Output the material below in its entirety, exactly as given.

A block of data
┏━━

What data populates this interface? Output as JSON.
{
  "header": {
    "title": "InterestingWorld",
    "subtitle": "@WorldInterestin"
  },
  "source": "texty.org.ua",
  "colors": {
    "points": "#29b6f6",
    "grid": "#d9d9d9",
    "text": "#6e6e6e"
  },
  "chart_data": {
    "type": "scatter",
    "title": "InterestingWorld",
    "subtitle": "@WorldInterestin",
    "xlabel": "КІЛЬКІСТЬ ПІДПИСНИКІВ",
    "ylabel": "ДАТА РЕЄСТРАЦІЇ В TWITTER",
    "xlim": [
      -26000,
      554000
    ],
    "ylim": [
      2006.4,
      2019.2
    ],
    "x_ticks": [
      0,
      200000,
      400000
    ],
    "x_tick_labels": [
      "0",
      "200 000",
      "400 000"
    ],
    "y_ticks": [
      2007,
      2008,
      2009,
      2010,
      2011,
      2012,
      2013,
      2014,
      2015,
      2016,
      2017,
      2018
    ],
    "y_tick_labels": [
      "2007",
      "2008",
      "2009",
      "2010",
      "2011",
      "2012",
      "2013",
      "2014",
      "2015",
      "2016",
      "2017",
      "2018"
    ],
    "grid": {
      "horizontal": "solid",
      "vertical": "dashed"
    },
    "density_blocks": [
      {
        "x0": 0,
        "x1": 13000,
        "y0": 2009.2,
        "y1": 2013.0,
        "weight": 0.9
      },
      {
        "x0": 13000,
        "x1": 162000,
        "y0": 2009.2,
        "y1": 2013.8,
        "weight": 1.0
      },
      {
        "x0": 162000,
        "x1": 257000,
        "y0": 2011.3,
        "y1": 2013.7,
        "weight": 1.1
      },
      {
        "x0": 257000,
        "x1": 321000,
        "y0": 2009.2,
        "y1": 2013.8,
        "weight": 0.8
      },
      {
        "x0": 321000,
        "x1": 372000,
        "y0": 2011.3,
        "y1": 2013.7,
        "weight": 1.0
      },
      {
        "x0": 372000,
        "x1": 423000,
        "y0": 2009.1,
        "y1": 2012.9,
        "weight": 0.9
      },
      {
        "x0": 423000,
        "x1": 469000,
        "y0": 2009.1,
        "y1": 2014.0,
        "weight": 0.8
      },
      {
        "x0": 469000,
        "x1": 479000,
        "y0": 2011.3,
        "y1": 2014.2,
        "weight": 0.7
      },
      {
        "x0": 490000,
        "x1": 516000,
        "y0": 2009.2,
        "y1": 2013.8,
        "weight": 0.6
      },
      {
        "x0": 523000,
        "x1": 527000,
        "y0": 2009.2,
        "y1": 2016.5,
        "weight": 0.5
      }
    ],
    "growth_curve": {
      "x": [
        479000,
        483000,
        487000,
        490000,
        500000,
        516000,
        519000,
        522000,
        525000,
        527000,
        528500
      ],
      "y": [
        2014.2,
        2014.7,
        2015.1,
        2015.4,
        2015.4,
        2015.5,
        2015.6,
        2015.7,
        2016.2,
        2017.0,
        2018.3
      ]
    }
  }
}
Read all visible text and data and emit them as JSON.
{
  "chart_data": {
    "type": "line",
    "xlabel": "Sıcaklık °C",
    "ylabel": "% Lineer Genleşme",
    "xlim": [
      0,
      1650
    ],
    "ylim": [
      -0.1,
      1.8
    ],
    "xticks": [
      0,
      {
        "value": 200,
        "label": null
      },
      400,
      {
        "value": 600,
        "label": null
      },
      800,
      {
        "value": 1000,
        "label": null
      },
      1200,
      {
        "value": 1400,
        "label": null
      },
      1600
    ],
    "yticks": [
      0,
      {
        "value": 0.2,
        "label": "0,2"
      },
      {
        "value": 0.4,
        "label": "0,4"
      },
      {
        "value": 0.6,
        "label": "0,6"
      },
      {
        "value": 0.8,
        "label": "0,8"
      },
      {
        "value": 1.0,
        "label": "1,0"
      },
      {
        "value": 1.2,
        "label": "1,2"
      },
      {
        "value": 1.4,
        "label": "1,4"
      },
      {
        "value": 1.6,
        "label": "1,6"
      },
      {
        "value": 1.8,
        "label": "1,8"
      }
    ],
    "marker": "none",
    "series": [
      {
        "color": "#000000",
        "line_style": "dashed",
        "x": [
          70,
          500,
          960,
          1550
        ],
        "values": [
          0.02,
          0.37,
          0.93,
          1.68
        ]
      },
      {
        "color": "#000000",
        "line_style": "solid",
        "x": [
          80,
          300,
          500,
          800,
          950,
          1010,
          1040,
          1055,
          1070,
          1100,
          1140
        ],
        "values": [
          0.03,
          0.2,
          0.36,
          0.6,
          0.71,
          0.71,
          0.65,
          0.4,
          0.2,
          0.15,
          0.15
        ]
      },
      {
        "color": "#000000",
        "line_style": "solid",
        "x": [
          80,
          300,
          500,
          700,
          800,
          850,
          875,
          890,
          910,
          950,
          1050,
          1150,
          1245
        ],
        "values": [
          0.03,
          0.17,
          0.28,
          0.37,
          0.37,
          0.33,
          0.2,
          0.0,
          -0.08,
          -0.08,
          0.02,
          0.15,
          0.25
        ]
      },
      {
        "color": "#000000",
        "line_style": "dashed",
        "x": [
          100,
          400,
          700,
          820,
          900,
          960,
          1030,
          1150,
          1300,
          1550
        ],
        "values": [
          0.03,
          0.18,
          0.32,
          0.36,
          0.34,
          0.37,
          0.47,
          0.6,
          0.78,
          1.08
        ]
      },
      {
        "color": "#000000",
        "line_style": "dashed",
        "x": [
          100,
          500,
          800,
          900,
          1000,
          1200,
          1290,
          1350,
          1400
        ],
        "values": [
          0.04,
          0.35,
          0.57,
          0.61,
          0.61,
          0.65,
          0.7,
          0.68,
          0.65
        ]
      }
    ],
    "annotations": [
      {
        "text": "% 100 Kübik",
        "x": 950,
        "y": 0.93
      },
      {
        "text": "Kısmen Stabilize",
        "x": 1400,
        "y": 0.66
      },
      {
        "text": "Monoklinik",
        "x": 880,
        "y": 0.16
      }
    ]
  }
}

┗━━

- [Final answer]
What data populates this interface? Output as JSON.
{
  "header": {
    "title": "InterestingWorld",
    "subtitle": "@WorldInterestin"
  },
  "source": "texty.org.ua",
  "colors": {
    "points": "#29b6f6",
    "grid": "#d9d9d9",
    "text": "#6e6e6e"
  },
  "chart_data": {
    "type": "scatter",
    "title": "InterestingWorld",
    "subtitle": "@WorldInterestin",
    "xlabel": "КІЛЬКІСТЬ ПІДПИСНИКІВ",
    "ylabel": "ДАТА РЕЄСТРАЦІЇ В TWITTER",
    "xlim": [
      -26000,
      554000
    ],
    "ylim": [
      2006.4,
      2019.2
    ],
    "x_ticks": [
      0,
      200000,
      400000
    ],
    "x_tick_labels": [
      "0",
      "200 000",
      "400 000"
    ],
    "y_ticks": [
      2007,
      2008,
      2009,
      2010,
      2011,
      2012,
      2013,
      2014,
      2015,
      2016,
      2017,
      2018
    ],
    "y_tick_labels": [
      "2007",
      "2008",
      "2009",
      "2010",
      "2011",
      "2012",
      "2013",
      "2014",
      "2015",
      "2016",
      "2017",
      "2018"
    ],
    "grid": {
      "horizontal": "solid",
      "vertical": "dashed"
    },
    "density_blocks": [
      {
        "x0": 0,
        "x1": 13000,
        "y0": 2009.2,
        "y1": 2013.0,
        "weight": 0.9
      },
      {
        "x0": 13000,
        "x1": 162000,
        "y0": 2009.2,
        "y1": 2013.8,
        "weight": 1.0
      },
      {
        "x0": 162000,
        "x1": 257000,
        "y0": 2011.3,
        "y1": 2013.7,
        "weight": 1.1
      },
      {
        "x0": 257000,
        "x1": 321000,
        "y0": 2009.2,
        "y1": 2013.8,
        "weight": 0.8
      },
      {
        "x0": 321000,
        "x1": 372000,
        "y0": 2011.3,
        "y1": 2013.7,
        "weight": 1.0
      },
      {
        "x0": 372000,
        "x1": 423000,
        "y0": 2009.1,
        "y1": 2012.9,
        "weight": 0.9
      },
      {
        "x0": 423000,
        "x1": 469000,
        "y0": 2009.1,
        "y1": 2014.0,
        "weight": 0.8
      },
      {
        "x0": 469000,
        "x1": 479000,
        "y0": 2011.3,
        "y1": 2014.2,
        "weight": 0.7
      },
      {
        "x0": 490000,
        "x1": 516000,
        "y0": 2009.2,
        "y1": 2013.8,
        "weight": 0.6
      },
      {
        "x0": 523000,
        "x1": 527000,
        "y0": 2009.2,
        "y1": 2016.5,
        "weight": 0.5
      }
    ],
    "growth_curve": {
      "x": [
        479000,
        483000,
        487000,
        490000,
        500000,
        516000,
        519000,
        522000,
        525000,
        527000,
        528500
      ],
      "y": [
        2014.2,
        2014.7,
        2015.1,
        2015.4,
        2015.4,
        2015.5,
        2015.6,
        2015.7,
        2016.2,
        2017.0,
        2018.3
      ]
    }
  }
}
Read all visible text and data and emit them as JSON.
{
  "chart_data": {
    "type": "line",
    "xlabel": "Sıcaklık °C",
    "ylabel": "% Lineer Genleşme",
    "xlim": [
      0,
      1650
    ],
    "ylim": [
      -0.1,
      1.8
    ],
    "xticks": [
      0,
      {
        "value": 200,
        "label": null
      },
      400,
      {
        "value": 600,
        "label": null
      },
      800,
      {
        "value": 1000,
        "label": null
      },
      1200,
      {
        "value": 1400,
        "label": null
      },
      1600
    ],
    "yticks": [
      0,
      {
        "value": 0.2,
        "label": "0,2"
      },
      {
        "value": 0.4,
        "label": "0,4"
      },
      {
        "value": 0.6,
        "label": "0,6"
      },
      {
        "value": 0.8,
        "label": "0,8"
      },
      {
        "value": 1.0,
        "label": "1,0"
      },
      {
        "value": 1.2,
        "label": "1,2"
      },
      {
        "value": 1.4,
        "label": "1,4"
      },
      {
        "value": 1.6,
        "label": "1,6"
      },
      {
        "value": 1.8,
        "label": "1,8"
      }
    ],
    "marker": "none",
    "series": [
      {
        "color": "#000000",
        "line_style": "dashed",
        "x": [
          70,
          500,
          960,
          1550
        ],
        "values": [
          0.02,
          0.37,
          0.93,
          1.68
        ]
      },
      {
        "color": "#000000",
        "line_style": "solid",
        "x": [
          80,
          300,
          500,
          800,
          950,
          1010,
          1040,
          1055,
          1070,
          1100,
          1140
        ],
        "values": [
          0.03,
          0.2,
          0.36,
          0.6,
          0.71,
          0.71,
          0.65,
          0.4,
          0.2,
          0.15,
          0.15
        ]
      },
      {
        "color": "#000000",
        "line_style": "solid",
        "x": [
          80,
          300,
          500,
          700,
          800,
          850,
          875,
          890,
          910,
          950,
          1050,
          1150,
          1245
        ],
        "values": [
          0.03,
          0.17,
          0.28,
          0.37,
          0.37,
          0.33,
          0.2,
          0.0,
          -0.08,
          -0.08,
          0.02,
          0.15,
          0.25
        ]
      },
      {
        "color": "#000000",
        "line_style": "dashed",
        "x": [
          100,
          400,
          700,
          820,
          900,
          960,
          1030,
          1150,
          1300,
          1550
        ],
        "values": [
          0.03,
          0.18,
          0.32,
          0.36,
          0.34,
          0.37,
          0.47,
          0.6,
          0.78,
          1.08
        ]
      },
      {
        "color": "#000000",
        "line_style": "dashed",
        "x": [
          100,
          500,
          800,
          900,
          1000,
          1200,
          1290,
          1350,
          1400
        ],
        "values": [
          0.04,
          0.35,
          0.57,
          0.61,
          0.61,
          0.65,
          0.7,
          0.68,
          0.65
        ]
      }
    ],
    "annotations": [
      {
        "text": "% 100 Kübik",
        "x": 950,
        "y": 0.93
      },
      {
        "text": "Kısmen Stabilize",
        "x": 1400,
        "y": 0.66
      },
      {
        "text": "Monoklinik",
        "x": 880,
        "y": 0.16
      }
    ]
  }
}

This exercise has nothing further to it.